▶ [Work required] Select and copy out every line in the records containing "решения".

▶ [Material for this task]
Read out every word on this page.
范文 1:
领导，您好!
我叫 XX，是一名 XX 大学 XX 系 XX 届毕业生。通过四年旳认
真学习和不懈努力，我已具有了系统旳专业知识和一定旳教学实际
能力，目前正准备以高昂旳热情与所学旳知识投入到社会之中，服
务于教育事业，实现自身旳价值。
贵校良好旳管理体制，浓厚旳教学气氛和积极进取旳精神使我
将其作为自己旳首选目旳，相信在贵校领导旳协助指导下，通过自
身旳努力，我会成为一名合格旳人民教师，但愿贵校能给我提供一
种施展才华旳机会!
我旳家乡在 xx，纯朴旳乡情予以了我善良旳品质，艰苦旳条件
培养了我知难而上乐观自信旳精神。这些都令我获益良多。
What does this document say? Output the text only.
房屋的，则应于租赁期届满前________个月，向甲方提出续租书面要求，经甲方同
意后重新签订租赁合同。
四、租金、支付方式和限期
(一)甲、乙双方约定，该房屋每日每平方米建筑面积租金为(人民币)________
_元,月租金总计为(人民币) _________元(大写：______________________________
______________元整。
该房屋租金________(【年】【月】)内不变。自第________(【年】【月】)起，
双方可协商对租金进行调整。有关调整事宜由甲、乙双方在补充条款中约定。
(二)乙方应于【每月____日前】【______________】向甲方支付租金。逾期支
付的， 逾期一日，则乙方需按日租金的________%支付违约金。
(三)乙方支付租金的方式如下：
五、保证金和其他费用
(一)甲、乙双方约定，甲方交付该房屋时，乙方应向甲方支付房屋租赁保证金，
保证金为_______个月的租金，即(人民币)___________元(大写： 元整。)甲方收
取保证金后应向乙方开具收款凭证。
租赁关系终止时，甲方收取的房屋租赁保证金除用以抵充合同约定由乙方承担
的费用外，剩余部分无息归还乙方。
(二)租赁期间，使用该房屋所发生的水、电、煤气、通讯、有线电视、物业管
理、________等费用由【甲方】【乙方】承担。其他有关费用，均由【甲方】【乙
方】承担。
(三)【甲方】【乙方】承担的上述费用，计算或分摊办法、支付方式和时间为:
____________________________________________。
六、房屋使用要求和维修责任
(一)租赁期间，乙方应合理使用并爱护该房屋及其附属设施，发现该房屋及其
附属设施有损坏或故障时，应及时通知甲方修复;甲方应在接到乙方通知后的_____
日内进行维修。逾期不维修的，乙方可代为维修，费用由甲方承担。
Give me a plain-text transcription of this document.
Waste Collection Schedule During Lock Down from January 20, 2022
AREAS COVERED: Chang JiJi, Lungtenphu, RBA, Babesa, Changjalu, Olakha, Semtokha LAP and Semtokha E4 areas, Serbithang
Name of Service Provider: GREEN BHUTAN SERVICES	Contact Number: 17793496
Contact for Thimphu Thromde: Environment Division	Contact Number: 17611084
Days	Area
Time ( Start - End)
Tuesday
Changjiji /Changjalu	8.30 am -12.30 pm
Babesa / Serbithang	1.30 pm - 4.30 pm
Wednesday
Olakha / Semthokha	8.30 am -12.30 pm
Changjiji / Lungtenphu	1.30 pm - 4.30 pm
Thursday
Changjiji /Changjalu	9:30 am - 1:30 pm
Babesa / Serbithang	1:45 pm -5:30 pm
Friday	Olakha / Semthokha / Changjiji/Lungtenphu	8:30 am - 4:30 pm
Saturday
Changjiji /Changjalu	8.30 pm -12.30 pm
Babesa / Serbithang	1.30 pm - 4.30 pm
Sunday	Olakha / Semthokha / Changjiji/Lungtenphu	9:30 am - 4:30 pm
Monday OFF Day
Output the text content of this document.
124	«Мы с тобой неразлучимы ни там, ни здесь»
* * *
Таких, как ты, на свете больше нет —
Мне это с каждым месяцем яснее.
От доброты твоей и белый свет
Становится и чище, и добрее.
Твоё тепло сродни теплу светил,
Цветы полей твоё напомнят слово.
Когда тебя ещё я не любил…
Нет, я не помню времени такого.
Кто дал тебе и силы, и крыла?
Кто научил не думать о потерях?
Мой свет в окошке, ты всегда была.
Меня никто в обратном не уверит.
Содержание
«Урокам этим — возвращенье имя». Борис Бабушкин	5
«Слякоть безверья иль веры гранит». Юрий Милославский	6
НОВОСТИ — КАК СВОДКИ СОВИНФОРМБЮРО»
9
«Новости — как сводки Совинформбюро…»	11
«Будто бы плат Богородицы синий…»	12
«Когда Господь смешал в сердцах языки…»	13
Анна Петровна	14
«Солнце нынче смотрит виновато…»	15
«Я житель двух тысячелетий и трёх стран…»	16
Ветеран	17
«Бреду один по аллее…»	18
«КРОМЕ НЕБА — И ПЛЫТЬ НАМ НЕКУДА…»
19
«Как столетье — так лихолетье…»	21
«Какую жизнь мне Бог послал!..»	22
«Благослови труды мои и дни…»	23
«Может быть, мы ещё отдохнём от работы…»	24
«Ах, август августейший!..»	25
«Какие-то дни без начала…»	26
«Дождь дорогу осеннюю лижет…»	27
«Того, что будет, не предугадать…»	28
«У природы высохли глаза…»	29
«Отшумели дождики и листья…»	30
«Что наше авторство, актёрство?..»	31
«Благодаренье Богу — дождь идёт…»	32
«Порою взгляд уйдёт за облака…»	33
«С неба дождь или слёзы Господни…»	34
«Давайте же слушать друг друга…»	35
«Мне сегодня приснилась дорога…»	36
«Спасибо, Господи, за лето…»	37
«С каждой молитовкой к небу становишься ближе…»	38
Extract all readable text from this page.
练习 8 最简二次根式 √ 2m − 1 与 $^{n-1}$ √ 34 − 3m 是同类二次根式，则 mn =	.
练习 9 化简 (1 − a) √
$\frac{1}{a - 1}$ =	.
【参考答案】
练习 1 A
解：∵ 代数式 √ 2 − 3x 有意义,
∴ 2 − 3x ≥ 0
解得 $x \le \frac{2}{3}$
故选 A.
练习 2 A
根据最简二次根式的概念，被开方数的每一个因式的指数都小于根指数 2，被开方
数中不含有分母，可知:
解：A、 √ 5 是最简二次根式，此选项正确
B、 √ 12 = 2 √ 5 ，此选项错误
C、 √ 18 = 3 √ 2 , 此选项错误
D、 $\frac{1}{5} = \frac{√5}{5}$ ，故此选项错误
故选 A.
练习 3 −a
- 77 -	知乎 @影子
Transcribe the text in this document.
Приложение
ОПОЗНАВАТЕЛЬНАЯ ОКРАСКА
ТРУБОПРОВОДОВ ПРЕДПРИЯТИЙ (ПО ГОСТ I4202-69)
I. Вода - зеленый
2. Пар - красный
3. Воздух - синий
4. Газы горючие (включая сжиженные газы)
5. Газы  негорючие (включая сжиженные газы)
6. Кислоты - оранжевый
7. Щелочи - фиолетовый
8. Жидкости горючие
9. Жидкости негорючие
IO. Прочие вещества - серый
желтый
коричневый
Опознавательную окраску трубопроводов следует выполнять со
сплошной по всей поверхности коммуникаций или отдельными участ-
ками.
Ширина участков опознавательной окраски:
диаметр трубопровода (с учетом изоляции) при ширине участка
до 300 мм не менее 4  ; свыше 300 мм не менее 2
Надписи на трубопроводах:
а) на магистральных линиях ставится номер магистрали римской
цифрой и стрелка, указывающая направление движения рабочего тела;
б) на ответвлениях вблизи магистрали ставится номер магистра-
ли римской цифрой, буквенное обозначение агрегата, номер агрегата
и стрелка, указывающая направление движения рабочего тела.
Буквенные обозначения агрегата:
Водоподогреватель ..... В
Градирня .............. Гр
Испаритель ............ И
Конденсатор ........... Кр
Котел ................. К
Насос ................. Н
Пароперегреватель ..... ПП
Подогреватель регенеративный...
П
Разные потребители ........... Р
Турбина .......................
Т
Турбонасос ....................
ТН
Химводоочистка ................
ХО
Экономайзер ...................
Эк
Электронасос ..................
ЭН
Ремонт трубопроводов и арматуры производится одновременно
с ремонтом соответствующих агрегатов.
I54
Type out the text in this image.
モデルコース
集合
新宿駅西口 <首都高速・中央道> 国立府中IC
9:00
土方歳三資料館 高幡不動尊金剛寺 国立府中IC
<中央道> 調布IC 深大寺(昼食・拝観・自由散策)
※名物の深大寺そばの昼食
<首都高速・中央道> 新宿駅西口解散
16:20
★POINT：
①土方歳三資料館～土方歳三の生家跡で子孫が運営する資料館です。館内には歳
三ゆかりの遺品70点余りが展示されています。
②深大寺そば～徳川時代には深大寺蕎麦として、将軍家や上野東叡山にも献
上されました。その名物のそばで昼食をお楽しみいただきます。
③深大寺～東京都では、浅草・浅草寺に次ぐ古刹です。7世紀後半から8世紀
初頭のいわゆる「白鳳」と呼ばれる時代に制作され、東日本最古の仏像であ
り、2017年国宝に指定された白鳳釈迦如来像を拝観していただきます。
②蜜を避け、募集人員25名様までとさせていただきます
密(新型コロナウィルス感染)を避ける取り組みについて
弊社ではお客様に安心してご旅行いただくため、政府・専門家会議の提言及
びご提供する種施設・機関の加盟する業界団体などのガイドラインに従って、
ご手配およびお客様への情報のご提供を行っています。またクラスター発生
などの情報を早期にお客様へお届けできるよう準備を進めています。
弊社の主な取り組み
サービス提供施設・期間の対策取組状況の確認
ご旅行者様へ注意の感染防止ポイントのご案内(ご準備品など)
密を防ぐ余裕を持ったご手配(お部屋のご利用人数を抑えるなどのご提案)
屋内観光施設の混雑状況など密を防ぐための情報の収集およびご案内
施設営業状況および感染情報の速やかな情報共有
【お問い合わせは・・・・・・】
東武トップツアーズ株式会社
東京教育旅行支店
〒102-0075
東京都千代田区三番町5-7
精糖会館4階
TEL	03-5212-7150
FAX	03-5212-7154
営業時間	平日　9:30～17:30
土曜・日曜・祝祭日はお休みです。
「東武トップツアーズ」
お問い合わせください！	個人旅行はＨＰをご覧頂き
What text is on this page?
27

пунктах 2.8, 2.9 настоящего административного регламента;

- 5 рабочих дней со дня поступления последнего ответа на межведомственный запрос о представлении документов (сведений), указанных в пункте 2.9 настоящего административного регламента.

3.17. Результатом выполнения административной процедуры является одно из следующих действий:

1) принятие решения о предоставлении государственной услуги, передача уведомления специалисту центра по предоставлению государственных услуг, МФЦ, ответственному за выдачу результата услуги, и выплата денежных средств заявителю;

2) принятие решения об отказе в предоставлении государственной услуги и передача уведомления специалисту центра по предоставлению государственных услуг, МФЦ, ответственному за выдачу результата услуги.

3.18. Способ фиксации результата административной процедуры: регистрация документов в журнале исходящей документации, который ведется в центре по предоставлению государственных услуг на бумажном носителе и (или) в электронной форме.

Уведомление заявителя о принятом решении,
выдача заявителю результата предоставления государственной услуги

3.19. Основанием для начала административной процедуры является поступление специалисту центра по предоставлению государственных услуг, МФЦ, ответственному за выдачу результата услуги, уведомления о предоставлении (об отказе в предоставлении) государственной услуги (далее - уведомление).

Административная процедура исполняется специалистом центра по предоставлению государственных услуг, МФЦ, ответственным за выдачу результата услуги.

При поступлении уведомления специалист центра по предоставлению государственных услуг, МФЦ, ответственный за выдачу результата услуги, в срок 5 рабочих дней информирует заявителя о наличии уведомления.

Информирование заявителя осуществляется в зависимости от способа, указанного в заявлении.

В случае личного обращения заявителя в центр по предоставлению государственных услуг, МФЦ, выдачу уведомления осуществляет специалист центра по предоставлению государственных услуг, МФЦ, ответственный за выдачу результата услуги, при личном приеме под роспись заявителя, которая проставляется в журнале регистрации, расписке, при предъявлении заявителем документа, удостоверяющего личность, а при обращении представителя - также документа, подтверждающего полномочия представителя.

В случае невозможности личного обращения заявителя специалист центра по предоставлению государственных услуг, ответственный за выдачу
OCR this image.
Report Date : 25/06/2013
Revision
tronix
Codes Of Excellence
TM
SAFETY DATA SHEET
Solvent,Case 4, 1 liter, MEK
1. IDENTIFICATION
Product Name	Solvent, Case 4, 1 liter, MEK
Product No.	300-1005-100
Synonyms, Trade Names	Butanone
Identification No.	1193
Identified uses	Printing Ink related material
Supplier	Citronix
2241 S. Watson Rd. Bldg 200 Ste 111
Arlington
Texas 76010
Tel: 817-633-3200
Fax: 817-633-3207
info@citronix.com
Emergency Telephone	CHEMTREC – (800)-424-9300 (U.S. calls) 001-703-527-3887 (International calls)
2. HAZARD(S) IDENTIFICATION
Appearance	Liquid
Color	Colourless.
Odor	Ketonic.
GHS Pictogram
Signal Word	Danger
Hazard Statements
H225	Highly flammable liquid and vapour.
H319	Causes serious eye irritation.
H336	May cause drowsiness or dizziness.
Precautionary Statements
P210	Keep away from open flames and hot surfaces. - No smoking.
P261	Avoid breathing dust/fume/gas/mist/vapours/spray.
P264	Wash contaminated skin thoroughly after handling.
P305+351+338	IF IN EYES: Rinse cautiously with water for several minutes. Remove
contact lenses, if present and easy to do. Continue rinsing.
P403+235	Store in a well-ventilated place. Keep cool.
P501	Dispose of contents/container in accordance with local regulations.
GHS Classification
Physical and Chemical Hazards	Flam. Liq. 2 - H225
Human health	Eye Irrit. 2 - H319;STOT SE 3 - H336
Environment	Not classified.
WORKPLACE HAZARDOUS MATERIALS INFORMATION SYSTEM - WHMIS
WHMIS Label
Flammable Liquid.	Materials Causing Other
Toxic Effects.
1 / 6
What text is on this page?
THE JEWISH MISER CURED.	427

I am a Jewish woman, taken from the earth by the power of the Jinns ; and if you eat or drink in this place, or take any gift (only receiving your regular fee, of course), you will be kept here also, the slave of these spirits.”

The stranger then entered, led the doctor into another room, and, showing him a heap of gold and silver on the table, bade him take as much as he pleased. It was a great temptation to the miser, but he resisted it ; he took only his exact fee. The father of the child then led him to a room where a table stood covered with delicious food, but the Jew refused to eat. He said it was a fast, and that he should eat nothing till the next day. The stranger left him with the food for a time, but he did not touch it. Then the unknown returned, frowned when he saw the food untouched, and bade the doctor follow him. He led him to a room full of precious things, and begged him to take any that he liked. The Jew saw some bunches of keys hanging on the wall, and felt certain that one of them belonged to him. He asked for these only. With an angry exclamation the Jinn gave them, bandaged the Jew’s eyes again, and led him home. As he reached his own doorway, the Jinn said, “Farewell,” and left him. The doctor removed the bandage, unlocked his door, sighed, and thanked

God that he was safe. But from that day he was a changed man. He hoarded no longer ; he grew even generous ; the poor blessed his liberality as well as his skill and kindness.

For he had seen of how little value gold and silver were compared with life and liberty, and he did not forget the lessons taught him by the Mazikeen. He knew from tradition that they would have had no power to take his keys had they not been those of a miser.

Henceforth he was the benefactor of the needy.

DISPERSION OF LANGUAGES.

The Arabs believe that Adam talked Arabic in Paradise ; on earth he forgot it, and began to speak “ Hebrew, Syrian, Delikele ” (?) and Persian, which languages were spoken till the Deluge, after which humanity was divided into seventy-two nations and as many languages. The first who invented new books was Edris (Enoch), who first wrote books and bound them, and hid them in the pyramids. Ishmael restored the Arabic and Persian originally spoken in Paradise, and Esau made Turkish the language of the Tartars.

▶ [Task result]
1) принятие решения о предоставлении государственной услуги, передача уведомления специалисту центра по предоставлению государственных услуг, МФЦ, ответственному за выдачу результата услуги, и выплата денежных средств заявителю;
2) принятие решения об отказе в предоставлении государственной услуги и передача уведомления специалисту центра по предоставлению государственных услуг, МФЦ, ответственному за выдачу результата услуги.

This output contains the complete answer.